— BEGIN DATA FOR THE TASK —

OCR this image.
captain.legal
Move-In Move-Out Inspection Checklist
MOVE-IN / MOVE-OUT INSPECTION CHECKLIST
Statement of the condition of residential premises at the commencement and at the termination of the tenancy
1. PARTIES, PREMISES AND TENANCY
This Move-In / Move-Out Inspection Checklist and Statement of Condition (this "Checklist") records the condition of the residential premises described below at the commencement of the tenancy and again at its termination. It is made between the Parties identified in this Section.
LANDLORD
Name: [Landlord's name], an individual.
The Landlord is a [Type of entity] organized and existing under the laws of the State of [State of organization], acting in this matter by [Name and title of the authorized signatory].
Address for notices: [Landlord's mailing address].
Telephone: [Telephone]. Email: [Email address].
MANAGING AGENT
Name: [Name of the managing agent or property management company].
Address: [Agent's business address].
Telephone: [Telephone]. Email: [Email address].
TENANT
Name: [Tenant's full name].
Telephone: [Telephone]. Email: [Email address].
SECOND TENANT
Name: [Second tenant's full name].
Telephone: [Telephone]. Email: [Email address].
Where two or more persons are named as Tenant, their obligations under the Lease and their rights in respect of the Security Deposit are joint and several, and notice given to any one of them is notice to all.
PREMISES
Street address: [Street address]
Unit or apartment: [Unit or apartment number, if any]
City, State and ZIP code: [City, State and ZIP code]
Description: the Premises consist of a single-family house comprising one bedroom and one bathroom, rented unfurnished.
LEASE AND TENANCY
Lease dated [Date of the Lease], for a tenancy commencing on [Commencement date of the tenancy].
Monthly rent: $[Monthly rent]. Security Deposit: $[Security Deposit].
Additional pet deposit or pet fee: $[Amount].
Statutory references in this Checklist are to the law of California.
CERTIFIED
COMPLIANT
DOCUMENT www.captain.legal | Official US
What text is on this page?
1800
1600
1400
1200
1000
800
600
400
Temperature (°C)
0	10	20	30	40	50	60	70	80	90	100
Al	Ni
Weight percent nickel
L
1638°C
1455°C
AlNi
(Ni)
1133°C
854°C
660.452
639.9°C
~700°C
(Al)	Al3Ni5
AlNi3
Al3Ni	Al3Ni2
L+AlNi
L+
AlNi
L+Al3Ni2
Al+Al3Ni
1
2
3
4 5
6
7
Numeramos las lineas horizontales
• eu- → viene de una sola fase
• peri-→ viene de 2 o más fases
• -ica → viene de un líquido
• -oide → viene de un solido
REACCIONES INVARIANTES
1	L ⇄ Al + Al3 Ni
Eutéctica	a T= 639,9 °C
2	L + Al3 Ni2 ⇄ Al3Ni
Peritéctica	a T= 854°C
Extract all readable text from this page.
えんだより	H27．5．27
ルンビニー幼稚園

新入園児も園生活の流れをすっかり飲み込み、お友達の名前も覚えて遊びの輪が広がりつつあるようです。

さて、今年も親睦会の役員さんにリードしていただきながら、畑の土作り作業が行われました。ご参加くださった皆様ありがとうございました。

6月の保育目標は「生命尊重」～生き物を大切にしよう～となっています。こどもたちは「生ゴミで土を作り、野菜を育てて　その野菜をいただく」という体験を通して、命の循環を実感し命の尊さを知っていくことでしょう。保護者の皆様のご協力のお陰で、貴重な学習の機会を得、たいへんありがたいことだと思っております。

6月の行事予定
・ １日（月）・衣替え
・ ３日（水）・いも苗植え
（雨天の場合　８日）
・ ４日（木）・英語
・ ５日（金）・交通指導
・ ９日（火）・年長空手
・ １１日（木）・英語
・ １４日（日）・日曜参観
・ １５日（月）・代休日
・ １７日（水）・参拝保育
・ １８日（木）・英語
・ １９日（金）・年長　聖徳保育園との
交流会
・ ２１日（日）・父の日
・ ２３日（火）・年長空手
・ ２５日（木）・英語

— END DATA FOR THE TASK —

TASK GOAL.
Return a copy of every line that includes the word "viene".

ANSWER FOR THIS EXERCISE.
• eu- → viene de una sola fase
• peri-→ viene de 2 o más fases
• -ica → viene de un líquido
• -oide → viene de un solido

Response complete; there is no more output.